• Data to process
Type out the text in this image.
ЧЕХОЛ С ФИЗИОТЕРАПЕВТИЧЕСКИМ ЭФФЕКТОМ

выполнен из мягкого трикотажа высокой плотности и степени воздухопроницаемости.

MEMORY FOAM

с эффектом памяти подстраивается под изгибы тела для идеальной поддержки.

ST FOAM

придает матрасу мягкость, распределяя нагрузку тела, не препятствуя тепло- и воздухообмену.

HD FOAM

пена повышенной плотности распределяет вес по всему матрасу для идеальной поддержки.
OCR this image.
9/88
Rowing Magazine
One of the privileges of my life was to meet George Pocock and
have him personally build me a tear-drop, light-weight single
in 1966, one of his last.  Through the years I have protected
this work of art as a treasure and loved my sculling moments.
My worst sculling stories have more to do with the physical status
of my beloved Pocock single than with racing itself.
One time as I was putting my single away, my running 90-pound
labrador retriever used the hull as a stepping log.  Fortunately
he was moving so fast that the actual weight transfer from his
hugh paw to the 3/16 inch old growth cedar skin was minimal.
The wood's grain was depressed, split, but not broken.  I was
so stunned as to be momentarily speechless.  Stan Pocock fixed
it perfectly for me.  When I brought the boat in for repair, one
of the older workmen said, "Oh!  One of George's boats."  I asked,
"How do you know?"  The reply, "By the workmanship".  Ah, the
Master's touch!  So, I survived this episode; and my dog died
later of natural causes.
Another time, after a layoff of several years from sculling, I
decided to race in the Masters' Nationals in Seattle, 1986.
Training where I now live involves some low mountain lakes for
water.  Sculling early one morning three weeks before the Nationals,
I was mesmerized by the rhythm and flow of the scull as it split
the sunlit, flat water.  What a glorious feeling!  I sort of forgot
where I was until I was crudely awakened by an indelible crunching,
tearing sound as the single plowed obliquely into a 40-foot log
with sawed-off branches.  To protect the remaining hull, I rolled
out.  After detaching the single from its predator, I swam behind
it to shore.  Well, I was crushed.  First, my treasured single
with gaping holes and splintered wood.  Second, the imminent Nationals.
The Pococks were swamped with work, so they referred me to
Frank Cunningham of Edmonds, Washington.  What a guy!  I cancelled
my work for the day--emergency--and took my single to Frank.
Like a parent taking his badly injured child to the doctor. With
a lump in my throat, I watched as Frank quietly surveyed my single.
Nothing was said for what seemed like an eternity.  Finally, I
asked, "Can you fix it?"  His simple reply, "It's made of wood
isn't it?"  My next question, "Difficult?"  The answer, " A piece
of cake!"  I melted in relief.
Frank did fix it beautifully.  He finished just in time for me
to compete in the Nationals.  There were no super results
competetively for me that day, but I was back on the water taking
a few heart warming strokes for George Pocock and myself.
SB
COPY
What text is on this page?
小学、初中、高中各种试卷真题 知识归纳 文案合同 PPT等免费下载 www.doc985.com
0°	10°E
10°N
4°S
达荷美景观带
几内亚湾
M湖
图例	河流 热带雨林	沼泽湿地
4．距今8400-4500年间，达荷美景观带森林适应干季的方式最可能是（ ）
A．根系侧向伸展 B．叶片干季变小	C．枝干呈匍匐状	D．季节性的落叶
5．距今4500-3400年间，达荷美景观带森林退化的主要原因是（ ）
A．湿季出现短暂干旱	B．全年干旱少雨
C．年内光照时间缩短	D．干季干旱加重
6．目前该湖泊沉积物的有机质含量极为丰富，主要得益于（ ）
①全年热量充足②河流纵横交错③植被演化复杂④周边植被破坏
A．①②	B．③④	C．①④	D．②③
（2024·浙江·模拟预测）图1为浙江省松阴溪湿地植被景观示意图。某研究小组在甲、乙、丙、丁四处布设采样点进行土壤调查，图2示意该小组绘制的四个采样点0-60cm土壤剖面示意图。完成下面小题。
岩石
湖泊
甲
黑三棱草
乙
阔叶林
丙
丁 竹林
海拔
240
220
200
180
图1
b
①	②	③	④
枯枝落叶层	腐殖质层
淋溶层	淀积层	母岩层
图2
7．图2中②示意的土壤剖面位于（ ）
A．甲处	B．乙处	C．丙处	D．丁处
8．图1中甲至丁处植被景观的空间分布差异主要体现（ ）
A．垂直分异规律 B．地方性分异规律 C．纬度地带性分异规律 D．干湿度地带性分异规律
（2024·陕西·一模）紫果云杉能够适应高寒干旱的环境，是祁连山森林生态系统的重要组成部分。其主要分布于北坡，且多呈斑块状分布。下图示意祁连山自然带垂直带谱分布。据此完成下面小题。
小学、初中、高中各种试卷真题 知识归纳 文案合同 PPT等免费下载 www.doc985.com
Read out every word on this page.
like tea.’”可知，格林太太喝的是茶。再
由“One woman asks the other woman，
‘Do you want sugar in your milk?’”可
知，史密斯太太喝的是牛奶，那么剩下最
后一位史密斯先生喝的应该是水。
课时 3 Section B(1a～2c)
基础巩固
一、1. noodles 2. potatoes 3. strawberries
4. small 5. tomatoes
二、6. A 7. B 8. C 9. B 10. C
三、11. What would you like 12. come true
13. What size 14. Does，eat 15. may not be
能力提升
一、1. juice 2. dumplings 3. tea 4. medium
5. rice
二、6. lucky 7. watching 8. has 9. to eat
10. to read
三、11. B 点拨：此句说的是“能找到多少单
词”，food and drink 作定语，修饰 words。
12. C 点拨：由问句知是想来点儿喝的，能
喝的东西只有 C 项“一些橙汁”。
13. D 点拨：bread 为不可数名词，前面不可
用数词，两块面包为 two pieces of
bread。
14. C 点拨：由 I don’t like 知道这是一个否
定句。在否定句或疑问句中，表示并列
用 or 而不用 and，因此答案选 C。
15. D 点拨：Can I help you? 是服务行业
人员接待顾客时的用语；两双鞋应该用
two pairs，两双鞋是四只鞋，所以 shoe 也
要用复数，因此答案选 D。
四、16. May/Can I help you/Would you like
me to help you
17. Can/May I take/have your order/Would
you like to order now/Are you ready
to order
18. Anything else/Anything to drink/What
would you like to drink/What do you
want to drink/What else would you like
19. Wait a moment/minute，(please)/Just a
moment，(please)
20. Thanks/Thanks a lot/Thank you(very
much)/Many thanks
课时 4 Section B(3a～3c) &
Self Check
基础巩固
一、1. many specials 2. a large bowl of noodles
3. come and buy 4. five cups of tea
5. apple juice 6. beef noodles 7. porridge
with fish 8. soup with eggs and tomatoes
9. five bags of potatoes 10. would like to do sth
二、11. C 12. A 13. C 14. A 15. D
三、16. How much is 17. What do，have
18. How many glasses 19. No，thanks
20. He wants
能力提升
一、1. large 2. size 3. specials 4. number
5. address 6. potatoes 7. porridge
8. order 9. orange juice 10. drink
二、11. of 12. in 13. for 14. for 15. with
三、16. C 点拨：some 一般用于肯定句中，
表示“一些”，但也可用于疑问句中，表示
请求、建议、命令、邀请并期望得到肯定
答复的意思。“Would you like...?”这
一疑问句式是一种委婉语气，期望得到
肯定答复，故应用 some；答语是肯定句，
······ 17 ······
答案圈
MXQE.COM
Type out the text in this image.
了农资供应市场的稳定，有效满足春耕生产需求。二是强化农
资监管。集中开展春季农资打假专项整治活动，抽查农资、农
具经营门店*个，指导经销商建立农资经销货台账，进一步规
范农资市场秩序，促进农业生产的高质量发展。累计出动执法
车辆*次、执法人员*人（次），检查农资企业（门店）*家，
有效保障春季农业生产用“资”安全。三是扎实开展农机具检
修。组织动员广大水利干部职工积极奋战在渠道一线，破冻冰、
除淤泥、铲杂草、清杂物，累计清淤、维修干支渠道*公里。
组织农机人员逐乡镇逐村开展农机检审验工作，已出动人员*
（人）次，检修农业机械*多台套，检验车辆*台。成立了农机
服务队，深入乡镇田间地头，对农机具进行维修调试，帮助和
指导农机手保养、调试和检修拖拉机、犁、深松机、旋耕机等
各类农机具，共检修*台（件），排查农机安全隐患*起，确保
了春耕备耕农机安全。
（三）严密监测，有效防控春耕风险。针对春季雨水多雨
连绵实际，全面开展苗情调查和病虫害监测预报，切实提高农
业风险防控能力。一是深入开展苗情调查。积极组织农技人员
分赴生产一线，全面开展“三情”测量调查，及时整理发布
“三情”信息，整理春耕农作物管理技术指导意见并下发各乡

• Instruction
Give only the number of lines in the material above where the string "Section" appears.

• Reply
2